**Figure content listings**
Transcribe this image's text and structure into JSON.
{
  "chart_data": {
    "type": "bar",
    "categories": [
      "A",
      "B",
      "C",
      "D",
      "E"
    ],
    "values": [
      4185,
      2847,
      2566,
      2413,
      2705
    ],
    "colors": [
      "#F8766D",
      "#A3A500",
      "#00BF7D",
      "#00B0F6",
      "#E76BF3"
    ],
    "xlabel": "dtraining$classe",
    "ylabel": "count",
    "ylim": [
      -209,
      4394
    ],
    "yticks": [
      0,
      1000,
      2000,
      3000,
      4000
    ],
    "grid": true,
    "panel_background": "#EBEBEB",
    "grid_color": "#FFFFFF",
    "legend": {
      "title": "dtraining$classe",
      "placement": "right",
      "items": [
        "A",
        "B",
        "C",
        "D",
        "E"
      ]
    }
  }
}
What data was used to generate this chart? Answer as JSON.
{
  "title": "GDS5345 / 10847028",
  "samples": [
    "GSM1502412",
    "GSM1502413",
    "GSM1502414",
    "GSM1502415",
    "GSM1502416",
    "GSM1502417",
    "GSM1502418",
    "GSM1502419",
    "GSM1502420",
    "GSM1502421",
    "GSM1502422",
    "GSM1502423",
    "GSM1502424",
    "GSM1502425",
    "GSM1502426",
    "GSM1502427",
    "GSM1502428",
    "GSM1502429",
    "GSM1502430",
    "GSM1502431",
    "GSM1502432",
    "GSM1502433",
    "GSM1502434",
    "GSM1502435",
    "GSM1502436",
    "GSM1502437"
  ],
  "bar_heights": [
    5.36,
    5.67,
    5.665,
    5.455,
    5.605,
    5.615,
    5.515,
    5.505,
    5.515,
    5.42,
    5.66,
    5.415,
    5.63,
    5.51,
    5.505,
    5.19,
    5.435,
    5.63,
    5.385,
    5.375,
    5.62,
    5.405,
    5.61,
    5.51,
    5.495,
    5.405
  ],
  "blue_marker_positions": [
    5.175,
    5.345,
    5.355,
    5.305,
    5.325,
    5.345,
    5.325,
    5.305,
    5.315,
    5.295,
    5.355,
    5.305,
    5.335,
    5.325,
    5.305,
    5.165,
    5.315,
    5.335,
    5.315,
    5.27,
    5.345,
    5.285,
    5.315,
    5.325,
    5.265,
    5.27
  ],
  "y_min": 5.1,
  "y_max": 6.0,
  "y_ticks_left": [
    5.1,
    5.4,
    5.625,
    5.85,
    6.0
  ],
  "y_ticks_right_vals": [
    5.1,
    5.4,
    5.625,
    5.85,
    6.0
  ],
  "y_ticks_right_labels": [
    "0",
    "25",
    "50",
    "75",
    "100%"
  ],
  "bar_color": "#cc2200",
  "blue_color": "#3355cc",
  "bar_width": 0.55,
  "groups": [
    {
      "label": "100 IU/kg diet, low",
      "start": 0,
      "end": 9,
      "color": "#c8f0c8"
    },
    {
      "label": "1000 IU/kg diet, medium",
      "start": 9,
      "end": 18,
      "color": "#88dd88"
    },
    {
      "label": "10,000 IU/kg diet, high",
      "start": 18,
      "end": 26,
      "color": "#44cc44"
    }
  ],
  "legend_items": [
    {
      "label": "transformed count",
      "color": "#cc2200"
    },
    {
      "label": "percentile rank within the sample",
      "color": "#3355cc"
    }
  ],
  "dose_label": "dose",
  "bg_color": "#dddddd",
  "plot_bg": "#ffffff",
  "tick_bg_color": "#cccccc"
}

**REQUIRED WORK**
In the entries above, find lines with "classe" and copy each.

**SOLUTION**
    "xlabel": "dtraining$classe",
      "title": "dtraining$classe",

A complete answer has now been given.